>> start
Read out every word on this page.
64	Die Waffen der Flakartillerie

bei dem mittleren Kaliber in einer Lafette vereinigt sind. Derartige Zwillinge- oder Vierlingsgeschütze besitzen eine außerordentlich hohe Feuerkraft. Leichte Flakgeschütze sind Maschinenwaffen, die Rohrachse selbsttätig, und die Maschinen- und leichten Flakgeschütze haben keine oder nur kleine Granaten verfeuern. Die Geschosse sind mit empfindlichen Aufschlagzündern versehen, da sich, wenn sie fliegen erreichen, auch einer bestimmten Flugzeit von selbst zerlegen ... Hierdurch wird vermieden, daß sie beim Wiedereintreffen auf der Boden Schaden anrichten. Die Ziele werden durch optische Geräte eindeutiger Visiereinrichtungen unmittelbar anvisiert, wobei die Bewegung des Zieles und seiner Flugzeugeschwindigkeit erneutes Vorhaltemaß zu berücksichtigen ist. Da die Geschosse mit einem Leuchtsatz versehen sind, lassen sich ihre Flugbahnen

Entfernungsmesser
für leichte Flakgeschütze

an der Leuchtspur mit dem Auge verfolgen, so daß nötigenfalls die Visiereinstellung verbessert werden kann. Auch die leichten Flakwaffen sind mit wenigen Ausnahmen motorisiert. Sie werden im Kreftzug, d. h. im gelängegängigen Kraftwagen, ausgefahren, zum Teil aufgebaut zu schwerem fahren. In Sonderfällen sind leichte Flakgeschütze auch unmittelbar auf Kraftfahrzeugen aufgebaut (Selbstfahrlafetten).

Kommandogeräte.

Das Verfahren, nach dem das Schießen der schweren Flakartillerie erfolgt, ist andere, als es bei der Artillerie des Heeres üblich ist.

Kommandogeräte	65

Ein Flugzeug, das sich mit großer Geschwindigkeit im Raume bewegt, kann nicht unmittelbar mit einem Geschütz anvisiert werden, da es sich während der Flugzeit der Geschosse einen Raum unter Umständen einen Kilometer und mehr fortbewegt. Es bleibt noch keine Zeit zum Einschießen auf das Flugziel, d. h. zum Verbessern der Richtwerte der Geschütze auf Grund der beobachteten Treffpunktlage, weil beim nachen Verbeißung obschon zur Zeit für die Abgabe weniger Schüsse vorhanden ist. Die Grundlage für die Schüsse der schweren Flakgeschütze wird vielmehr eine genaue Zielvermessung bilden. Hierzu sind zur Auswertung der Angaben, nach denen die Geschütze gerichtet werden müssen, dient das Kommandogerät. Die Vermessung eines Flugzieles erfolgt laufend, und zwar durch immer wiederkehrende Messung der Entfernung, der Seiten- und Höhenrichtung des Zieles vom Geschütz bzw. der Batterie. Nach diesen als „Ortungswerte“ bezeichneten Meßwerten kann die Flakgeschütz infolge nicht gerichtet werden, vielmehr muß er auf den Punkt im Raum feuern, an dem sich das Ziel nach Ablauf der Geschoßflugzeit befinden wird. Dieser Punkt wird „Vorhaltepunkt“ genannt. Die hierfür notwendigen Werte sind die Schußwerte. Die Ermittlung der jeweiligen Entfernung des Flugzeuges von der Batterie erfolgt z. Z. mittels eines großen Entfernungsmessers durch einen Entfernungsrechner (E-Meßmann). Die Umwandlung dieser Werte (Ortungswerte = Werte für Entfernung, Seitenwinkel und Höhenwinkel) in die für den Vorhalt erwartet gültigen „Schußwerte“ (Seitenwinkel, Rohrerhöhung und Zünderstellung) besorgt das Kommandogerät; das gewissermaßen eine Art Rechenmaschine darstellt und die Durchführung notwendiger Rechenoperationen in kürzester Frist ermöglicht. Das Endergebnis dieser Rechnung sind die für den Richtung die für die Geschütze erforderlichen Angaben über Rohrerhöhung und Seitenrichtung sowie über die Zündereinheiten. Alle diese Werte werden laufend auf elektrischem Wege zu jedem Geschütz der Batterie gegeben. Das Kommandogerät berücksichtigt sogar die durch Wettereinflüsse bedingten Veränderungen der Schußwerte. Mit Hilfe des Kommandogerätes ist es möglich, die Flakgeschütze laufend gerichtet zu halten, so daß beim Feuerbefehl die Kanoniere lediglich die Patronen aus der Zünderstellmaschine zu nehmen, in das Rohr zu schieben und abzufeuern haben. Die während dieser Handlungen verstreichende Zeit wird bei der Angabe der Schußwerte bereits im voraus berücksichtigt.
>> end
Brief:
Find each line that has the word "leichten", then copy it out.

Answer to the exercise:
bei dem mittleren Kaliber in einer Lafette vereinigt sind. Derartige Zwillinge- oder Vierlingsgeschütze besitzen eine außerordentlich hohe Feuerkraft. Leichte Flakgeschütze sind Maschinenwaffen, die Rohrachse selbsttätig, und die Maschinen- und leichten Flakgeschütze haben keine oder nur kleine Granaten verfeuern. Die Geschosse sind mit empfindlichen Aufschlagzündern versehen, da sich, wenn sie fliegen erreichen, auch einer bestimmten Flugzeit von selbst zerlegen ... Hierdurch wird vermieden, daß sie beim Wiedereintreffen auf der Boden Schaden anrichten. Die Ziele werden durch optische Geräte eindeutiger Visiereinrichtungen unmittelbar anvisiert, wobei die Bewegung des Zieles und seiner Flugzeugeschwindigkeit erneutes Vorhaltemaß zu berücksichtigen ist. Da die Geschosse mit einem Leuchtsatz versehen sind, lassen sich ihre Flugbahnen
an der Leuchtspur mit dem Auge verfolgen, so daß nötigenfalls die Visiereinstellung verbessert werden kann. Auch die leichten Flakwaffen sind mit wenigen Ausnahmen motorisiert. Sie werden im Kreftzug, d. h. im gelängegängigen Kraftwagen, ausgefahren, zum Teil aufgebaut zu schwerem fahren. In Sonderfällen sind leichte Flakgeschütze auch unmittelbar auf Kraftfahrzeugen aufgebaut (Selbstfahrlafetten).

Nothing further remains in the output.